Reproduce the section of the commentary on Lori Garver and NASA's launch plans between "LORI GARVER: To" and "on this planet.", inclusive.

Reading passage.
____

LORI GARVER: I’m very enthused about the initiative. This is what we should be doing with our space program. The reason Mars is exciting when spirit land on it is because we believe we’re going further. The space program is about so much more than science. I absolutely agree, we’ve been a great space science through the robotic program. But it is because we’re going as a species that I think the public really can relate to this, and ultimately what has caused us a tremendous benefit.

and

LORI GARVER: … But again, it’s that inspiration that calls us to space, and by that it’s not going to be just robots.

and

LORI GARVER: I want my kids to have somebody who is more interesting to them. The first woman who goes to the moon — we’ve never sent any women to the moon — it’s got to be more interesting than whether or not Britney Spears got married this weekend.

and

LORI GARVER: To me, it’s definitely more than magic. I believe as humanity, as a species, we are going into space. We have explored this planet, we will continue to explore this planet and, for our very survival, we must also leave this planet. Ultimately, a lunar base as the president announced today is going to help us build new things, like a solar-powered satellite using lunar materials. That will potentially end our dependence on fossil fuels on this planet.

You, and everybody else who is maligning her intentions, owe Lori an apology.

Now, in fairness to Mark, he may have confused VSE with ESAS/Constellation. He has never been able to understand the difference between the two. But the notion that Lori and Alan Ladwig, and George Whitesides, have an agenda to “cancel VSE” or end plans to return to the moon, is ludicrous.

Anyway, Kluger seems to be similarly unaware of her actual history, instead implying that she is just a soccer mom in space. And if he were really aware of the history, he wouldn’t have let the statement about Mike Griffin thinking EELVs are unsafe go unchallenged, and simply act as a stenographer for Shank (or whoever told him that). In fact, he would have challenged whichever NASA/Griffin defender told him that to explain what had happened in the past few years to change Dr. Griffin’s mind, because in 2003, he had a very different idea:

Griffin has made it clear that he is not opposed to using EELV vehicles effectively unmodified from their current versions to launch crewed vehicles. In a May 2003 hearing by the House Science Committee’s space subcommittee on NASA’s Orbital Space Plane (OSP) program—a short-lived effort to develop a manned spacecraft that was superseded by the CEV—Griffin noted that the term “man rating” dated back to efforts in the 1950s and 1960s to modify ICBMs to carry capsules. “This involved a number of factors such as pogo suppression, structural stiffening, and other details not particularly germane to today’s expendable vehicles. The concept of ‘man rating’ in this sense is, I believe, no longer very relevant.”

He argued that EELVs and other expendable vehicles are already called upon to launch high-value unmanned payloads. “What, precisely, are the precautions that we would take to safeguard a human crew that we would deliberately omit when launching, say, a billion-dollar Mars Exploration Rover (MER) mission?” he asked. “The answer is, of course, ‘none’. While we appropriately value human life very highly, the investment we make in most unmanned missions is quite sufficient to capture our full attention.”

The Atlas 5 and Delta 4 EELVs, he noted, have a specified design reliability of 98 percent, in line with experience with the premier expendable vehicles to date. If such a vehicle was used to launch a crewed spacecraft equipped with an escape system of just 90 percent reliability, he noted, the combined system would have a 1-in-500 chance of a fatal accident, “substantially better than for the Shuttle.”

So what happened in the interim to turn them into death traps?

____

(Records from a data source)
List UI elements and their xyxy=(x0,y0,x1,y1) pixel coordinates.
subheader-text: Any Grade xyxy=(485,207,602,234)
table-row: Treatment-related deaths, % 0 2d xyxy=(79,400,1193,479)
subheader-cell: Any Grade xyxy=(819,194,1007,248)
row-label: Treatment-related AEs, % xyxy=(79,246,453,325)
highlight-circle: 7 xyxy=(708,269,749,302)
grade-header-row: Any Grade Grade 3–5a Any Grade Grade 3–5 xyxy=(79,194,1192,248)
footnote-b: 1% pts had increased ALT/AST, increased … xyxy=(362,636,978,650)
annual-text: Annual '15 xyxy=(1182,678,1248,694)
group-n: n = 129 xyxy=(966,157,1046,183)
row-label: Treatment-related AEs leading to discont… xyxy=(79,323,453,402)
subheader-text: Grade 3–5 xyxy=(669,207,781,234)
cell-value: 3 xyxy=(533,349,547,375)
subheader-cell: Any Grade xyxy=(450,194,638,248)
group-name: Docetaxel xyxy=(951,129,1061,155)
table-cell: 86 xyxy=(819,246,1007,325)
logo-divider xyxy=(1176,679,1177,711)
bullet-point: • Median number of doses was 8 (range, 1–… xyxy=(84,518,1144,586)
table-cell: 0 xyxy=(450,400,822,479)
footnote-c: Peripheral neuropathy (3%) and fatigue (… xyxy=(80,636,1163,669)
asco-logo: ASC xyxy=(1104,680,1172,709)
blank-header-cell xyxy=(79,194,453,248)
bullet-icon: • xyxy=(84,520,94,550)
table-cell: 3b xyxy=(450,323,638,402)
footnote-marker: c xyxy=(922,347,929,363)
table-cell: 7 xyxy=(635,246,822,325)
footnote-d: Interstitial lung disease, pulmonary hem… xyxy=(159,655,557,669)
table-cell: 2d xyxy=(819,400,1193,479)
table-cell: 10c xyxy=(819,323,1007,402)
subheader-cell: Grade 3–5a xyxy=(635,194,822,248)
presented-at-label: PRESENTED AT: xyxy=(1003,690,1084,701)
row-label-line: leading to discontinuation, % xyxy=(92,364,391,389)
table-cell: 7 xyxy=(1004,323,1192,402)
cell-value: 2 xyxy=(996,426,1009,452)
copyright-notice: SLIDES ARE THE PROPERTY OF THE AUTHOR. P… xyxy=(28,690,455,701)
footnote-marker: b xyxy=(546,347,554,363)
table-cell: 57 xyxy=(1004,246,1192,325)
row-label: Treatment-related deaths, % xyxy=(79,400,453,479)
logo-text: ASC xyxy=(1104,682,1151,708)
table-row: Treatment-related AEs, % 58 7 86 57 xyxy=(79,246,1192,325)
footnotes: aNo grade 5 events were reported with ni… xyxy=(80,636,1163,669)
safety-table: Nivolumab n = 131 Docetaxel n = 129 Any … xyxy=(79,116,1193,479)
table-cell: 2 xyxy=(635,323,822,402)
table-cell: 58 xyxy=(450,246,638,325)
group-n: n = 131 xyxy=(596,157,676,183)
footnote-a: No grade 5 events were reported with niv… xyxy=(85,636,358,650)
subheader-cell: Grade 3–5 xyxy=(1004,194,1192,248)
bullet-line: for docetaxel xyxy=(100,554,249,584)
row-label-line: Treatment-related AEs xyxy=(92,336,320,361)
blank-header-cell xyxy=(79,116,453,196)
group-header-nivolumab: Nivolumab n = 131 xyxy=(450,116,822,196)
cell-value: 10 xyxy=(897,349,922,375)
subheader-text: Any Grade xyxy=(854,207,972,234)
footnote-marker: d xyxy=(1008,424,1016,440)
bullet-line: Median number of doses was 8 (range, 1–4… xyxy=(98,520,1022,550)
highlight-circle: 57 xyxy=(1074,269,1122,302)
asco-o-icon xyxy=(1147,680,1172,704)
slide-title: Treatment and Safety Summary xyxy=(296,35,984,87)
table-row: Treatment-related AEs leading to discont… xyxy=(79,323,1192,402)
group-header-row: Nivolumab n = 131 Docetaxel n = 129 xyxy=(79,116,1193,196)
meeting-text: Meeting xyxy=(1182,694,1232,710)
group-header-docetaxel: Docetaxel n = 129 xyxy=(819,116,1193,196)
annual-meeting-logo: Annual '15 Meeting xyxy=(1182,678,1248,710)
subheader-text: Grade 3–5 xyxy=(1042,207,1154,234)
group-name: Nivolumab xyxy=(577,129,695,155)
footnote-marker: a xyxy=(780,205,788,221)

____

Task output.
LORI GARVER: To me, it’s definitely more than magic. I believe as humanity, as a species, we are going into space. We have explored this planet, we will continue to explore this planet and, for our very survival, we must also leave this planet. Ultimately, a lunar base as the president announced today is going to help us build new things, like a solar-powered satellite using lunar materials. That will potentially end our dependence on fossil fuels on this planet.